> [TRECHO DO TEXTO]
★ ★ ★ ★ ★

«Aquele foi o melhor dos tempos, foi o pior dos tempos, foi a idade da razão, a idade da insensatez, a época da crença, a época da incredulidade, a estação da Luz, a estação das trevas, a primavera da esperança, o inverno do desespero, tínhamos tudo diante de nós, não tínhamos nada diante de nós, todos iriamos direto ao Paraíso, todos iriamos direto no sentido oposto». As palavras escritas por Charles Dickens em 1859, no romance Um Conto de Duas Cidades, em que a Revolução Francesa é o centro de um mundo em mudança, refletem as emoções, dos que, por sorte ou conluio, viveram com entusiasmo o tempo que percebiam irrepetível. Para os portugueses, o 25 de Abril foi esse tempo.
O dia inicial inteiro e limpo de Sophia. Foi tempo das revelações, foi quando descobrimos nunca ter estado sós. Durante épocas sombrias, frente ao terror e à morte, homens e mulheres de mãos apertadas em corpos torturados, amparavam-se murmurando «um pouco mais companheiro» e davam mais um passo. Os clandestinos. Gente da cor do silêncio a tecer redes de palavras e gestos que conservou a luz ateada. Uma pequena luz que manteve a resistência e iluminou o caminho até ao amanhecer. Uma luz brilhante e rara, que nunca se apagou e se alimentava da coragem de gente que ao abrirem as veredas para a libertação iam deixando estrelas no chão.
Há anos, em períodos sombrios, homens e mulheres ergueram-se entre os escombros e o desespero e afirmaram com serena convicção que nada estava perdido. Disseram que era preciso continuar e que as forças do bem podiam vencer as forças do mal na condição de pagar um preço. Pagaram esse preço. Teve o valor do sangue e o horrível pesadelo das prisões. Muitos desses homens e mulheres morreram. Era o preço a pagar para que um dia a libertação acontecesse. Mas para aceitar tanta dor e terror, um homem necessita razões muito poderosas. As razões resultam do amor aos seus.
«Durante épocas sombrias, frente ao terror e à morte, homens e mulheres de mãos apertadas em corpos torturados, amparavam-se murmurando "um pouco mais companheiro" e davam mais um passo. Os clandestinos. Gente da cor do silêncio a tecer redes de palavras e gestos que conservou a luz ateada.»

★ ★ ★ ★ ★

> [MATERIAL DO EXERCÍCIO]
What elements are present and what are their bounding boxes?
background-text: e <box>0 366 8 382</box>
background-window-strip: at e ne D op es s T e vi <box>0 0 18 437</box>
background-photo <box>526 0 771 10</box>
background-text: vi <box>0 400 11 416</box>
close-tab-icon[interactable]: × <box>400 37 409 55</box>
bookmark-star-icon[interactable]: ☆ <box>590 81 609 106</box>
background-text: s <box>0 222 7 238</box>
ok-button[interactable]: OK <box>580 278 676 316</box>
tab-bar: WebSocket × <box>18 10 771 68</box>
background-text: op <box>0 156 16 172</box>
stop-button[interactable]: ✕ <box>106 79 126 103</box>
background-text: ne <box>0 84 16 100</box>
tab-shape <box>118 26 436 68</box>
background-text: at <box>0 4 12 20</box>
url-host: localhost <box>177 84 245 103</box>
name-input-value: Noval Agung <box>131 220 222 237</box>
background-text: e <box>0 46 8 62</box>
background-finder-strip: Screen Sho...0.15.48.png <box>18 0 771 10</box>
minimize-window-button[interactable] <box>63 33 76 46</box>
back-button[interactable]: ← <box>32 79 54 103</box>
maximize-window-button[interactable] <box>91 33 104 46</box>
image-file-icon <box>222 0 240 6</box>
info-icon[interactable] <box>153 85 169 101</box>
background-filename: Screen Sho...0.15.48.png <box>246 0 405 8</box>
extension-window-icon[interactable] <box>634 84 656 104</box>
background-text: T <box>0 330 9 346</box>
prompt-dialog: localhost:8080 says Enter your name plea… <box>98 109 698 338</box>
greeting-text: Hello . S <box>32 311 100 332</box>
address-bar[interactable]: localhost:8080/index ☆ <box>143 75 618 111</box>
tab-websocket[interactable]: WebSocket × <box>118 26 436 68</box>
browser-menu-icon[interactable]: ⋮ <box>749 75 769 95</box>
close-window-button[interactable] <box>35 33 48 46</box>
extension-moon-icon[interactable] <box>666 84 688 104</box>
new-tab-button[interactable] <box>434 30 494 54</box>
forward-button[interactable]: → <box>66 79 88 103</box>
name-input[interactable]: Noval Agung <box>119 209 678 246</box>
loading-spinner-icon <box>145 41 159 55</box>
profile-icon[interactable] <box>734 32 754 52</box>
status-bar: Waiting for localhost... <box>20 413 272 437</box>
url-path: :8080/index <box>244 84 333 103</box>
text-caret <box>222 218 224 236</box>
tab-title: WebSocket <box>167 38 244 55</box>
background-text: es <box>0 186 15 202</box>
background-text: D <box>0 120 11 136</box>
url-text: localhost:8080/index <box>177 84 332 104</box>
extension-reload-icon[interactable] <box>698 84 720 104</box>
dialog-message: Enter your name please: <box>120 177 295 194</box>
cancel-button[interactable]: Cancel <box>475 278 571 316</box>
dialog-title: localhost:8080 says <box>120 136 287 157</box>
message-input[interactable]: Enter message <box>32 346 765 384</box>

★ ★ ★ ★ ★

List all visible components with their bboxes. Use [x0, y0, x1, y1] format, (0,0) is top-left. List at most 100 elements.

★ ★ ★ ★ ★

> [TAREFAS]
a) Troque "amanhecer" por "alvorecer" no trecho do texto sobre o 25 de Abril que começa em "O dia inicial" e termina em "estrelas no chão.", e escreva esse trecho já com a troca.
b) Transcreva, sem mudar nada, as linhas dos registros começando na que contém "What elements are" e terminando na que contém "close-tab-icon[interactable]: × <box>400", com as duas incluídas.
O texto e os registros não têm relação nenhuma entre si.

> [RESPOSTAS POR ORDEM]
a)
O dia inicial inteiro e limpo de Sophia. Foi tempo das revelações, foi quando descobrimos nunca ter estado sós. Durante épocas sombrias, frente ao terror e à morte, homens e mulheres de mãos apertadas em corpos torturados, amparavam-se murmurando «um pouco mais companheiro» e davam mais um passo. Os clandestinos. Gente da cor do silêncio a tecer redes de palavras e gestos que conservou a luz ateada. Uma pequena luz que manteve a resistência e iluminou o caminho até ao alvorecer. Uma luz brilhante e rara, que nunca se apagou e se alimentava da coragem de gente que ao abrirem as veredas para a libertação iam deixando estrelas no chão.

b)
What elements are present and what are their bounding boxes?
background-text: e <box>0 366 8 382</box>
background-window-strip: at e ne D op es s T e vi <box>0 0 18 437</box>
background-photo <box>526 0 771 10</box>
background-text: vi <box>0 400 11 416</box>
close-tab-icon[interactable]: × <box>400 37 409 55</box>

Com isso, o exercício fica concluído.